**Instructions to follow**. Quote the listing below in its entirety, omitting every image.

--- Start of Records for this task ---

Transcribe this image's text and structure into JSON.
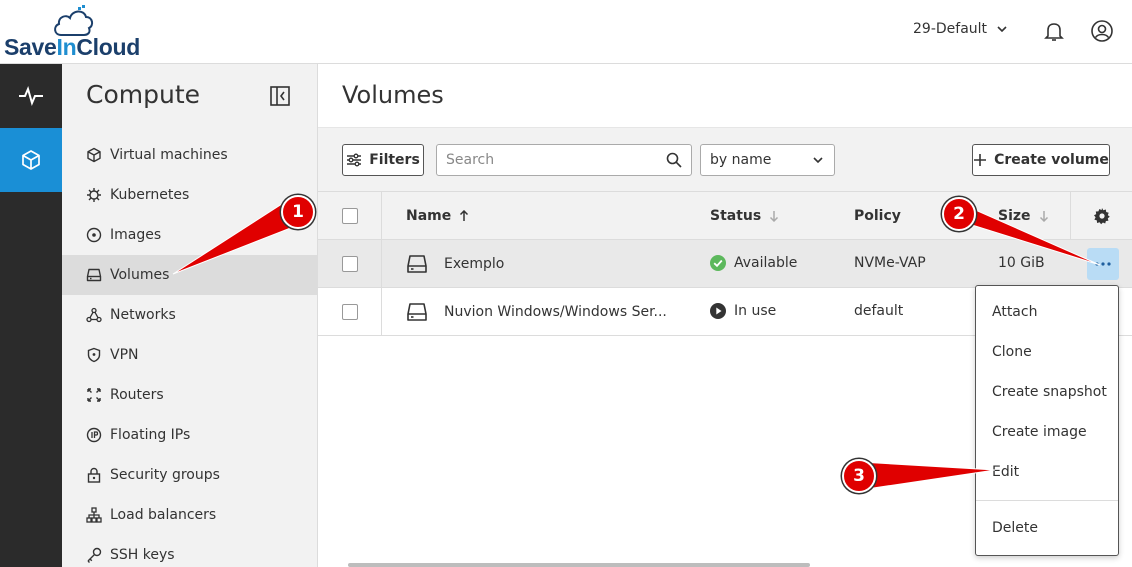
{
  "header": {
    "logo_prefix": "Save",
    "logo_in": "In",
    "logo_suffix": "Cloud",
    "environment": "29-Default",
    "notification_icon": "bell-icon",
    "user_icon": "user-circle-icon"
  },
  "rail": {
    "items": [
      {
        "icon": "activity-icon",
        "active": false
      },
      {
        "icon": "cube-icon",
        "active": true
      }
    ]
  },
  "sidebar": {
    "title": "Compute",
    "items": [
      {
        "label": "Virtual machines",
        "icon": "cube-icon"
      },
      {
        "label": "Kubernetes",
        "icon": "kubernetes-icon"
      },
      {
        "label": "Images",
        "icon": "disc-icon"
      },
      {
        "label": "Volumes",
        "icon": "drive-icon",
        "active": true
      },
      {
        "label": "Networks",
        "icon": "network-icon"
      },
      {
        "label": "VPN",
        "icon": "shield-icon"
      },
      {
        "label": "Routers",
        "icon": "router-icon"
      },
      {
        "label": "Floating IPs",
        "icon": "ip-icon"
      },
      {
        "label": "Security groups",
        "icon": "lock-icon"
      },
      {
        "label": "Load balancers",
        "icon": "load-balancer-icon"
      },
      {
        "label": "SSH keys",
        "icon": "key-icon"
      }
    ]
  },
  "main": {
    "title": "Volumes",
    "filters_label": "Filters",
    "search_placeholder": "Search",
    "sort_value": "by name",
    "create_label": "Create volume",
    "columns": {
      "name": "Name",
      "status": "Status",
      "policy": "Policy",
      "size": "Size"
    },
    "rows": [
      {
        "name": "Exemplo",
        "status": "Available",
        "policy": "NVMe-VAP",
        "size": "10 GiB"
      },
      {
        "name": "Nuvion Windows/Windows Ser...",
        "status": "In use",
        "policy": "default",
        "size": ""
      }
    ]
  },
  "menu": {
    "items": [
      "Attach",
      "Clone",
      "Create snapshot",
      "Create image",
      "Edit"
    ],
    "delete": "Delete"
  },
  "annotations": {
    "badges": [
      "1",
      "2",
      "3"
    ],
    "color": "#e00000"
  },
  "colors": {
    "accent": "#1a8fd6",
    "rail_bg": "#2b2b2b",
    "available": "#5cb85c",
    "in_use": "#333333"
  }
}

--- End of Records for this task ---

**Response to this exercise**.
Transcribe this image's text and structure into JSON.
{
  "header": {
    "logo_prefix": "Save",
    "logo_in": "In",
    "logo_suffix": "Cloud",
    "environment": "29-Default",
    "notification_icon": "bell-icon",
    "user_icon": "user-circle-icon"
  },
  "rail": {
    "items": [
      {
        "icon": "activity-icon",
        "active": false
      },
      {
        "icon": "cube-icon",
        "active": true
      }
    ]
  },
  "sidebar": {
    "title": "Compute",
    "items": [
      {
        "label": "Virtual machines",
        "icon": "cube-icon"
      },
      {
        "label": "Kubernetes",
        "icon": "kubernetes-icon"
      },
      {
        "label": "Images",
        "icon": "disc-icon"
      },
      {
        "label": "Volumes",
        "icon": "drive-icon",
        "active": true
      },
      {
        "label": "Networks",
        "icon": "network-icon"
      },
      {
        "label": "VPN",
        "icon": "shield-icon"
      },
      {
        "label": "Routers",
        "icon": "router-icon"
      },
      {
        "label": "Floating IPs",
        "icon": "ip-icon"
      },
      {
        "label": "Security groups",
        "icon": "lock-icon"
      },
      {
        "label": "Load balancers",
        "icon": "load-balancer-icon"
      },
      {
        "label": "SSH keys",
        "icon": "key-icon"
      }
    ]
  },
  "main": {
    "title": "Volumes",
    "filters_label": "Filters",
    "search_placeholder": "Search",
    "sort_value": "by name",
    "create_label": "Create volume",
    "columns": {
      "name": "Name",
      "status": "Status",
      "policy": "Policy",
      "size": "Size"
    },
    "rows": [
      {
        "name": "Exemplo",
        "status": "Available",
        "policy": "NVMe-VAP",
        "size": "10 GiB"
      },
      {
        "name": "Nuvion Windows/Windows Ser...",
        "status": "In use",
        "policy": "default",
        "size": ""
      }
    ]
  },
  "menu": {
    "items": [
      "Attach",
      "Clone",
      "Create snapshot",
      "Create image",
      "Edit"
    ],
    "delete": "Delete"
  },
  "annotations": {
    "badges": [
      "1",
      "2",
      "3"
    ],
    "color": "#e00000"
  },
  "colors": {
    "accent": "#1a8fd6",
    "rail_bg": "#2b2b2b",
    "available": "#5cb85c",
    "in_use": "#333333"
  }
}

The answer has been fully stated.